RECORDS SUPPLIED:
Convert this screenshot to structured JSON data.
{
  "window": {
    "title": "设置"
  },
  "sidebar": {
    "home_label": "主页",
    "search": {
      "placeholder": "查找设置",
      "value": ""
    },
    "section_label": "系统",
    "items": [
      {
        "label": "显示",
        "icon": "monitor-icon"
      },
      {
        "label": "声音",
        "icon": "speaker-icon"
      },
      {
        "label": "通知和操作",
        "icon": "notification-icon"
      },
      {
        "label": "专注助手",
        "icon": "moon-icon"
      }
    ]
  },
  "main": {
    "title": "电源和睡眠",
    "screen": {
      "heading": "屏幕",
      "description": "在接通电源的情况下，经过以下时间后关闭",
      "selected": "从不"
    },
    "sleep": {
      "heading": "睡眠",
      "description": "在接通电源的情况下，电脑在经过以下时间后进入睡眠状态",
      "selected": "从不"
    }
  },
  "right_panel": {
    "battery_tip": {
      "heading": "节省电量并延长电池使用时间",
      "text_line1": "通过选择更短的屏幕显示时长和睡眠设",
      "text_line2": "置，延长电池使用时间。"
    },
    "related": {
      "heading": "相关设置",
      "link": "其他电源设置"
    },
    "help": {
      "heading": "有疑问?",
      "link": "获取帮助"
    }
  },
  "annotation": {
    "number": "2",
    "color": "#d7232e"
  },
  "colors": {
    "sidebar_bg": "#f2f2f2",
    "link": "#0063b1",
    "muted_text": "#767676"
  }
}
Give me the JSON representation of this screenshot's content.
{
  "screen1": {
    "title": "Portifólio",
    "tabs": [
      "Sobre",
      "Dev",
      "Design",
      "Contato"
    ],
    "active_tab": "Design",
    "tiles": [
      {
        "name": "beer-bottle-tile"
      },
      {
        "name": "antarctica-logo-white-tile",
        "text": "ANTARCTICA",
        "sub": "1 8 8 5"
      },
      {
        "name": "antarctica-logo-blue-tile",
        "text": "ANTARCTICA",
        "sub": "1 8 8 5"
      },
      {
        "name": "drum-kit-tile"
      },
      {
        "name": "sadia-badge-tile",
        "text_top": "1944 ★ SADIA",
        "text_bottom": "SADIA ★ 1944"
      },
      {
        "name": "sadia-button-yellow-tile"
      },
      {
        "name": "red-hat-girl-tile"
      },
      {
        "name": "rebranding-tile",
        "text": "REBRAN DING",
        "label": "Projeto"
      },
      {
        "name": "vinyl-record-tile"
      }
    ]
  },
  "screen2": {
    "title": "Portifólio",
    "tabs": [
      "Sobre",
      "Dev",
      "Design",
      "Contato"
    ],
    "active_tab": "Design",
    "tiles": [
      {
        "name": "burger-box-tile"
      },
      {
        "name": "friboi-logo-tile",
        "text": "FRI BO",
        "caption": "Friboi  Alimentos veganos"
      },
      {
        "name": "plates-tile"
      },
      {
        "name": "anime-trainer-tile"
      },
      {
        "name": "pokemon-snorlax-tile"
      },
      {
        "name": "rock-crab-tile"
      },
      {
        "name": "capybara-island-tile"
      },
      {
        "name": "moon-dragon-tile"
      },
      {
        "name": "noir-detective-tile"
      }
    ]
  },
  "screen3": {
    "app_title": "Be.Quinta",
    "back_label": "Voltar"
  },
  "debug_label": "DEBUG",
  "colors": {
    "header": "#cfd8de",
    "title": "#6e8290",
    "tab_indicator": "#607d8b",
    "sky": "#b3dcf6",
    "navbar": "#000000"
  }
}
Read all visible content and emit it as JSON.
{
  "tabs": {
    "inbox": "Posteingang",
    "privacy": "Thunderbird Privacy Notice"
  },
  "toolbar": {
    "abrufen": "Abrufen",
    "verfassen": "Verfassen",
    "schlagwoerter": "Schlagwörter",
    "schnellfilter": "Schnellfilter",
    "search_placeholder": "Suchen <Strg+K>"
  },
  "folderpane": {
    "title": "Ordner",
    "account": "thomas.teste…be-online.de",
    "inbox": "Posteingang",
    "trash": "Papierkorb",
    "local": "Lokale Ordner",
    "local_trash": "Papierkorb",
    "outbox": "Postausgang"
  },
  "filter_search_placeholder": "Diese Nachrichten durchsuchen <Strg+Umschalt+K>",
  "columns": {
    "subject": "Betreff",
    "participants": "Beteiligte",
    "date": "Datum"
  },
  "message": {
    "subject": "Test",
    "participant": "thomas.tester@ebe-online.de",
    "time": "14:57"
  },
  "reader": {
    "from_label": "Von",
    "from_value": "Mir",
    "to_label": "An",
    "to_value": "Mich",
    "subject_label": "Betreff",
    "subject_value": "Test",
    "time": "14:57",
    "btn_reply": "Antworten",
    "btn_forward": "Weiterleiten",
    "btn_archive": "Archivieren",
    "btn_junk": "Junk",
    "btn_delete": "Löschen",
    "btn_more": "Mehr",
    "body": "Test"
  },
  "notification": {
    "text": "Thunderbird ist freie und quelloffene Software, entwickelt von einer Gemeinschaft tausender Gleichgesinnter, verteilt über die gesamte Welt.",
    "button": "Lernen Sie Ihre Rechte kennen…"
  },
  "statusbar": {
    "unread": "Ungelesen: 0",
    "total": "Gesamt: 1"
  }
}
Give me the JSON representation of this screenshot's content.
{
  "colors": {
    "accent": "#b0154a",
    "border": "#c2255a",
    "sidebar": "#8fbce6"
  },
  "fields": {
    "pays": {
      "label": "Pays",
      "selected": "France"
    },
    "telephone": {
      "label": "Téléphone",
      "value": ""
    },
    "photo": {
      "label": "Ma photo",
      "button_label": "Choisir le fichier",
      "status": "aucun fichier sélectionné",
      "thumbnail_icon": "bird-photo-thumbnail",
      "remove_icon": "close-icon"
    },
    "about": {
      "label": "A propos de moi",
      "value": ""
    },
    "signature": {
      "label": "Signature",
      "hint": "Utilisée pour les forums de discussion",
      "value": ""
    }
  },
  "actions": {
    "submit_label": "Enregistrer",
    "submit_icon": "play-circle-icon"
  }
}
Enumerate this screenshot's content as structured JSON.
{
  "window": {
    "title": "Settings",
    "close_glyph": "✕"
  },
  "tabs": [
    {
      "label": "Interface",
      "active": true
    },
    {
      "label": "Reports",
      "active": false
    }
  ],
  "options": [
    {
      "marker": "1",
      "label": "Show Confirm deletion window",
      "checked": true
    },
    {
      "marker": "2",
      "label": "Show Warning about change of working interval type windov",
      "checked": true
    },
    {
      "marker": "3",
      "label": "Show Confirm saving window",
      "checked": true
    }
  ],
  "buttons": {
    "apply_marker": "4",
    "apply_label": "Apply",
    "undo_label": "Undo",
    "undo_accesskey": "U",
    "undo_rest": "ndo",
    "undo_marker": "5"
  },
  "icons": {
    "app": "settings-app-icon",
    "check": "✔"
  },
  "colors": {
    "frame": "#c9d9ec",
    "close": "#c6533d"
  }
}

WRITTEN TASK: Exact output of every entry is required.

SOLVED PROBLEM:
Convert this screenshot to structured JSON data.
{
  "window": {
    "title": "设置"
  },
  "sidebar": {
    "home_label": "主页",
    "search": {
      "placeholder": "查找设置",
      "value": ""
    },
    "section_label": "系统",
    "items": [
      {
        "label": "显示",
        "icon": "monitor-icon"
      },
      {
        "label": "声音",
        "icon": "speaker-icon"
      },
      {
        "label": "通知和操作",
        "icon": "notification-icon"
      },
      {
        "label": "专注助手",
        "icon": "moon-icon"
      }
    ]
  },
  "main": {
    "title": "电源和睡眠",
    "screen": {
      "heading": "屏幕",
      "description": "在接通电源的情况下，经过以下时间后关闭",
      "selected": "从不"
    },
    "sleep": {
      "heading": "睡眠",
      "description": "在接通电源的情况下，电脑在经过以下时间后进入睡眠状态",
      "selected": "从不"
    }
  },
  "right_panel": {
    "battery_tip": {
      "heading": "节省电量并延长电池使用时间",
      "text_line1": "通过选择更短的屏幕显示时长和睡眠设",
      "text_line2": "置，延长电池使用时间。"
    },
    "related": {
      "heading": "相关设置",
      "link": "其他电源设置"
    },
    "help": {
      "heading": "有疑问?",
      "link": "获取帮助"
    }
  },
  "annotation": {
    "number": "2",
    "color": "#d7232e"
  },
  "colors": {
    "sidebar_bg": "#f2f2f2",
    "link": "#0063b1",
    "muted_text": "#767676"
  }
}
Give me the JSON representation of this screenshot's content.
{
  "screen1": {
    "title": "Portifólio",
    "tabs": [
      "Sobre",
      "Dev",
      "Design",
      "Contato"
    ],
    "active_tab": "Design",
    "tiles": [
      {
        "name": "beer-bottle-tile"
      },
      {
        "name": "antarctica-logo-white-tile",
        "text": "ANTARCTICA",
        "sub": "1 8 8 5"
      },
      {
        "name": "antarctica-logo-blue-tile",
        "text": "ANTARCTICA",
        "sub": "1 8 8 5"
      },
      {
        "name": "drum-kit-tile"
      },
      {
        "name": "sadia-badge-tile",
        "text_top": "1944 ★ SADIA",
        "text_bottom": "SADIA ★ 1944"
      },
      {
        "name": "sadia-button-yellow-tile"
      },
      {
        "name": "red-hat-girl-tile"
      },
      {
        "name": "rebranding-tile",
        "text": "REBRAN DING",
        "label": "Projeto"
      },
      {
        "name": "vinyl-record-tile"
      }
    ]
  },
  "screen2": {
    "title": "Portifólio",
    "tabs": [
      "Sobre",
      "Dev",
      "Design",
      "Contato"
    ],
    "active_tab": "Design",
    "tiles": [
      {
        "name": "burger-box-tile"
      },
      {
        "name": "friboi-logo-tile",
        "text": "FRI BO",
        "caption": "Friboi  Alimentos veganos"
      },
      {
        "name": "plates-tile"
      },
      {
        "name": "anime-trainer-tile"
      },
      {
        "name": "pokemon-snorlax-tile"
      },
      {
        "name": "rock-crab-tile"
      },
      {
        "name": "capybara-island-tile"
      },
      {
        "name": "moon-dragon-tile"
      },
      {
        "name": "noir-detective-tile"
      }
    ]
  },
  "screen3": {
    "app_title": "Be.Quinta",
    "back_label": "Voltar"
  },
  "debug_label": "DEBUG",
  "colors": {
    "header": "#cfd8de",
    "title": "#6e8290",
    "tab_indicator": "#607d8b",
    "sky": "#b3dcf6",
    "navbar": "#000000"
  }
}
Read all visible content and emit it as JSON.
{
  "tabs": {
    "inbox": "Posteingang",
    "privacy": "Thunderbird Privacy Notice"
  },
  "toolbar": {
    "abrufen": "Abrufen",
    "verfassen": "Verfassen",
    "schlagwoerter": "Schlagwörter",
    "schnellfilter": "Schnellfilter",
    "search_placeholder": "Suchen <Strg+K>"
  },
  "folderpane": {
    "title": "Ordner",
    "account": "thomas.teste…be-online.de",
    "inbox": "Posteingang",
    "trash": "Papierkorb",
    "local": "Lokale Ordner",
    "local_trash": "Papierkorb",
    "outbox": "Postausgang"
  },
  "filter_search_placeholder": "Diese Nachrichten durchsuchen <Strg+Umschalt+K>",
  "columns": {
    "subject": "Betreff",
    "participants": "Beteiligte",
    "date": "Datum"
  },
  "message": {
    "subject": "Test",
    "participant": "thomas.tester@ebe-online.de",
    "time": "14:57"
  },
  "reader": {
    "from_label": "Von",
    "from_value": "Mir",
    "to_label": "An",
    "to_value": "Mich",
    "subject_label": "Betreff",
    "subject_value": "Test",
    "time": "14:57",
    "btn_reply": "Antworten",
    "btn_forward": "Weiterleiten",
    "btn_archive": "Archivieren",
    "btn_junk": "Junk",
    "btn_delete": "Löschen",
    "btn_more": "Mehr",
    "body": "Test"
  },
  "notification": {
    "text": "Thunderbird ist freie und quelloffene Software, entwickelt von einer Gemeinschaft tausender Gleichgesinnter, verteilt über die gesamte Welt.",
    "button": "Lernen Sie Ihre Rechte kennen…"
  },
  "statusbar": {
    "unread": "Ungelesen: 0",
    "total": "Gesamt: 1"
  }
}
Give me the JSON representation of this screenshot's content.
{
  "colors": {
    "accent": "#b0154a",
    "border": "#c2255a",
    "sidebar": "#8fbce6"
  },
  "fields": {
    "pays": {
      "label": "Pays",
      "selected": "France"
    },
    "telephone": {
      "label": "Téléphone",
      "value": ""
    },
    "photo": {
      "label": "Ma photo",
      "button_label": "Choisir le fichier",
      "status": "aucun fichier sélectionné",
      "thumbnail_icon": "bird-photo-thumbnail",
      "remove_icon": "close-icon"
    },
    "about": {
      "label": "A propos de moi",
      "value": ""
    },
    "signature": {
      "label": "Signature",
      "hint": "Utilisée pour les forums de discussion",
      "value": ""
    }
  },
  "actions": {
    "submit_label": "Enregistrer",
    "submit_icon": "play-circle-icon"
  }
}
Enumerate this screenshot's content as structured JSON.
{
  "window": {
    "title": "Settings",
    "close_glyph": "✕"
  },
  "tabs": [
    {
      "label": "Interface",
      "active": true
    },
    {
      "label": "Reports",
      "active": false
    }
  ],
  "options": [
    {
      "marker": "1",
      "label": "Show Confirm deletion window",
      "checked": true
    },
    {
      "marker": "2",
      "label": "Show Warning about change of working interval type windov",
      "checked": true
    },
    {
      "marker": "3",
      "label": "Show Confirm saving window",
      "checked": true
    }
  ],
  "buttons": {
    "apply_marker": "4",
    "apply_label": "Apply",
    "undo_label": "Undo",
    "undo_accesskey": "U",
    "undo_rest": "ndo",
    "undo_marker": "5"
  },
  "icons": {
    "app": "settings-app-icon",
    "check": "✔"
  },
  "colors": {
    "frame": "#c9d9ec",
    "close": "#c6533d"
  }
}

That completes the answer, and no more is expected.